▸ **EXERCISE AIM**
The data must be returned in full and exactly as given.

▸ **DATA IN THIS EXERCISE**

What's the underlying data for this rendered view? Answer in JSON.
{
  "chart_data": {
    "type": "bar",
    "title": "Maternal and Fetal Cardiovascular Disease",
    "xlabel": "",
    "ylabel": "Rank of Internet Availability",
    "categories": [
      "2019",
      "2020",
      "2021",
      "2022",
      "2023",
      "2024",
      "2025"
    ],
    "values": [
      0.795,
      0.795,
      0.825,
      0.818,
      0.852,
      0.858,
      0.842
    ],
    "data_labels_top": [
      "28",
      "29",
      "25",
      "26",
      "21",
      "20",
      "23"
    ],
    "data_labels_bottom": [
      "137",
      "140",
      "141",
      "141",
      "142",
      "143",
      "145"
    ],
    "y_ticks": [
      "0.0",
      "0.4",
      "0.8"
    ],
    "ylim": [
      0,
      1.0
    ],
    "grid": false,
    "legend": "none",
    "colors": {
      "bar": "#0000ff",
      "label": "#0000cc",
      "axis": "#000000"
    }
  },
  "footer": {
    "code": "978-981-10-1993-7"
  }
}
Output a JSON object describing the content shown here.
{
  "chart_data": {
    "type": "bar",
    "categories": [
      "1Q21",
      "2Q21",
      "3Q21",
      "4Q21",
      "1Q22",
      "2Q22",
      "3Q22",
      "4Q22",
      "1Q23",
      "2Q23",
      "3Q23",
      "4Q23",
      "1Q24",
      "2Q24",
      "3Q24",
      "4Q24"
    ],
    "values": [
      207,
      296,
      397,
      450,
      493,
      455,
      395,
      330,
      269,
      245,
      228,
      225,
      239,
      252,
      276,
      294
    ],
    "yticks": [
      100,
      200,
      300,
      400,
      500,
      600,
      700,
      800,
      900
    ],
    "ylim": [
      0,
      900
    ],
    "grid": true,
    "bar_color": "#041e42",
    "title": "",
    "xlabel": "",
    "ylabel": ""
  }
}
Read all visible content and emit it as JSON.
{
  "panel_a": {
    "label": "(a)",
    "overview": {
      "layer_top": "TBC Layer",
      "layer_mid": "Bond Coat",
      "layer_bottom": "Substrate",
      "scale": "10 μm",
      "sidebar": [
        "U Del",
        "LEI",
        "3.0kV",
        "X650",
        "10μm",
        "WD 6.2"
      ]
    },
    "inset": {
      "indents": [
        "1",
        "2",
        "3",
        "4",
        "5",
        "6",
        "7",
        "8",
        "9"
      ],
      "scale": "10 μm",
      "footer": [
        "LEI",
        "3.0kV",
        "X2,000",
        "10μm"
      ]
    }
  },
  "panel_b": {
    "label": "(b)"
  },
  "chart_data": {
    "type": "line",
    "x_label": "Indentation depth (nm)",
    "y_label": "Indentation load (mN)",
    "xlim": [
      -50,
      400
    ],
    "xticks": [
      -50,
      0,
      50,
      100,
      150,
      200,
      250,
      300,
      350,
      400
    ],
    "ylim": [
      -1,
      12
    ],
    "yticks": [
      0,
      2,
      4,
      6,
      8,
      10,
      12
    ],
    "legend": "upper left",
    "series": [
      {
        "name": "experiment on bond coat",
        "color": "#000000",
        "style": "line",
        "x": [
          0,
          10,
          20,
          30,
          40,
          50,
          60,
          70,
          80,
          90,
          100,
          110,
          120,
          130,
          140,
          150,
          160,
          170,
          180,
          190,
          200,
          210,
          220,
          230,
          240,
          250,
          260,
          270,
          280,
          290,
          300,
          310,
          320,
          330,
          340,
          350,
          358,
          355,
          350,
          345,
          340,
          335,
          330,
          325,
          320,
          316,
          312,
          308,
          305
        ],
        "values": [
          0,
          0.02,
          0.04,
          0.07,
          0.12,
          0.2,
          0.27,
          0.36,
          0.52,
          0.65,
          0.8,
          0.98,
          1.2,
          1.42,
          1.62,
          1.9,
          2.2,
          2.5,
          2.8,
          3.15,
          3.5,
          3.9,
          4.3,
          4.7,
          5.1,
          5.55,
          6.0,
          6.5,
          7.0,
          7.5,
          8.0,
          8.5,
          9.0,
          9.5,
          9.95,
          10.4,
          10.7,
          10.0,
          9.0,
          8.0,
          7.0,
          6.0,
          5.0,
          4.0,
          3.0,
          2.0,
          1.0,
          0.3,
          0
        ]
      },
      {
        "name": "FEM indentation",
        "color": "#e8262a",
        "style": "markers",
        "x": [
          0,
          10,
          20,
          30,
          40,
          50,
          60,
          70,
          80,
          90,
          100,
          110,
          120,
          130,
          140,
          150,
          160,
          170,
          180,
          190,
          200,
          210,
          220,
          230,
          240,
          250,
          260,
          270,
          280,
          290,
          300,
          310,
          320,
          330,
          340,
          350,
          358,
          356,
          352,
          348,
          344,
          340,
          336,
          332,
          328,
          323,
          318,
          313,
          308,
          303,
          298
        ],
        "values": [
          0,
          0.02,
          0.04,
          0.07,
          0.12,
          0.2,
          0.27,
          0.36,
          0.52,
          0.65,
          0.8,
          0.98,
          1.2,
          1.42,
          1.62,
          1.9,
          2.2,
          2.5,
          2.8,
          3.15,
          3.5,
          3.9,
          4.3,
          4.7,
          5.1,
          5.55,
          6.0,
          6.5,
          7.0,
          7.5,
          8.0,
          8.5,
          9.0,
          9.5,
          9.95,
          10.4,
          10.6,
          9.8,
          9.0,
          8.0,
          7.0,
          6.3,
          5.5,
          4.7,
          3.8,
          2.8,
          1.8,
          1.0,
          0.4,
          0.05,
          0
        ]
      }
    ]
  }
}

▸ **FINAL RESULT**
What's the underlying data for this rendered view? Answer in JSON.
{
  "chart_data": {
    "type": "bar",
    "title": "Maternal and Fetal Cardiovascular Disease",
    "xlabel": "",
    "ylabel": "Rank of Internet Availability",
    "categories": [
      "2019",
      "2020",
      "2021",
      "2022",
      "2023",
      "2024",
      "2025"
    ],
    "values": [
      0.795,
      0.795,
      0.825,
      0.818,
      0.852,
      0.858,
      0.842
    ],
    "data_labels_top": [
      "28",
      "29",
      "25",
      "26",
      "21",
      "20",
      "23"
    ],
    "data_labels_bottom": [
      "137",
      "140",
      "141",
      "141",
      "142",
      "143",
      "145"
    ],
    "y_ticks": [
      "0.0",
      "0.4",
      "0.8"
    ],
    "ylim": [
      0,
      1.0
    ],
    "grid": false,
    "legend": "none",
    "colors": {
      "bar": "#0000ff",
      "label": "#0000cc",
      "axis": "#000000"
    }
  },
  "footer": {
    "code": "978-981-10-1993-7"
  }
}
Output a JSON object describing the content shown here.
{
  "chart_data": {
    "type": "bar",
    "categories": [
      "1Q21",
      "2Q21",
      "3Q21",
      "4Q21",
      "1Q22",
      "2Q22",
      "3Q22",
      "4Q22",
      "1Q23",
      "2Q23",
      "3Q23",
      "4Q23",
      "1Q24",
      "2Q24",
      "3Q24",
      "4Q24"
    ],
    "values": [
      207,
      296,
      397,
      450,
      493,
      455,
      395,
      330,
      269,
      245,
      228,
      225,
      239,
      252,
      276,
      294
    ],
    "yticks": [
      100,
      200,
      300,
      400,
      500,
      600,
      700,
      800,
      900
    ],
    "ylim": [
      0,
      900
    ],
    "grid": true,
    "bar_color": "#041e42",
    "title": "",
    "xlabel": "",
    "ylabel": ""
  }
}
Read all visible content and emit it as JSON.
{
  "panel_a": {
    "label": "(a)",
    "overview": {
      "layer_top": "TBC Layer",
      "layer_mid": "Bond Coat",
      "layer_bottom": "Substrate",
      "scale": "10 μm",
      "sidebar": [
        "U Del",
        "LEI",
        "3.0kV",
        "X650",
        "10μm",
        "WD 6.2"
      ]
    },
    "inset": {
      "indents": [
        "1",
        "2",
        "3",
        "4",
        "5",
        "6",
        "7",
        "8",
        "9"
      ],
      "scale": "10 μm",
      "footer": [
        "LEI",
        "3.0kV",
        "X2,000",
        "10μm"
      ]
    }
  },
  "panel_b": {
    "label": "(b)"
  },
  "chart_data": {
    "type": "line",
    "x_label": "Indentation depth (nm)",
    "y_label": "Indentation load (mN)",
    "xlim": [
      -50,
      400
    ],
    "xticks": [
      -50,
      0,
      50,
      100,
      150,
      200,
      250,
      300,
      350,
      400
    ],
    "ylim": [
      -1,
      12
    ],
    "yticks": [
      0,
      2,
      4,
      6,
      8,
      10,
      12
    ],
    "legend": "upper left",
    "series": [
      {
        "name": "experiment on bond coat",
        "color": "#000000",
        "style": "line",
        "x": [
          0,
          10,
          20,
          30,
          40,
          50,
          60,
          70,
          80,
          90,
          100,
          110,
          120,
          130,
          140,
          150,
          160,
          170,
          180,
          190,
          200,
          210,
          220,
          230,
          240,
          250,
          260,
          270,
          280,
          290,
          300,
          310,
          320,
          330,
          340,
          350,
          358,
          355,
          350,
          345,
          340,
          335,
          330,
          325,
          320,
          316,
          312,
          308,
          305
        ],
        "values": [
          0,
          0.02,
          0.04,
          0.07,
          0.12,
          0.2,
          0.27,
          0.36,
          0.52,
          0.65,
          0.8,
          0.98,
          1.2,
          1.42,
          1.62,
          1.9,
          2.2,
          2.5,
          2.8,
          3.15,
          3.5,
          3.9,
          4.3,
          4.7,
          5.1,
          5.55,
          6.0,
          6.5,
          7.0,
          7.5,
          8.0,
          8.5,
          9.0,
          9.5,
          9.95,
          10.4,
          10.7,
          10.0,
          9.0,
          8.0,
          7.0,
          6.0,
          5.0,
          4.0,
          3.0,
          2.0,
          1.0,
          0.3,
          0
        ]
      },
      {
        "name": "FEM indentation",
        "color": "#e8262a",
        "style": "markers",
        "x": [
          0,
          10,
          20,
          30,
          40,
          50,
          60,
          70,
          80,
          90,
          100,
          110,
          120,
          130,
          140,
          150,
          160,
          170,
          180,
          190,
          200,
          210,
          220,
          230,
          240,
          250,
          260,
          270,
          280,
          290,
          300,
          310,
          320,
          330,
          340,
          350,
          358,
          356,
          352,
          348,
          344,
          340,
          336,
          332,
          328,
          323,
          318,
          313,
          308,
          303,
          298
        ],
        "values": [
          0,
          0.02,
          0.04,
          0.07,
          0.12,
          0.2,
          0.27,
          0.36,
          0.52,
          0.65,
          0.8,
          0.98,
          1.2,
          1.42,
          1.62,
          1.9,
          2.2,
          2.5,
          2.8,
          3.15,
          3.5,
          3.9,
          4.3,
          4.7,
          5.1,
          5.55,
          6.0,
          6.5,
          7.0,
          7.5,
          8.0,
          8.5,
          9.0,
          9.5,
          9.95,
          10.4,
          10.6,
          9.8,
          9.0,
          8.0,
          7.0,
          6.3,
          5.5,
          4.7,
          3.8,
          2.8,
          1.8,
          1.0,
          0.4,
          0.05,
          0
        ]
      }
    ]
  }
}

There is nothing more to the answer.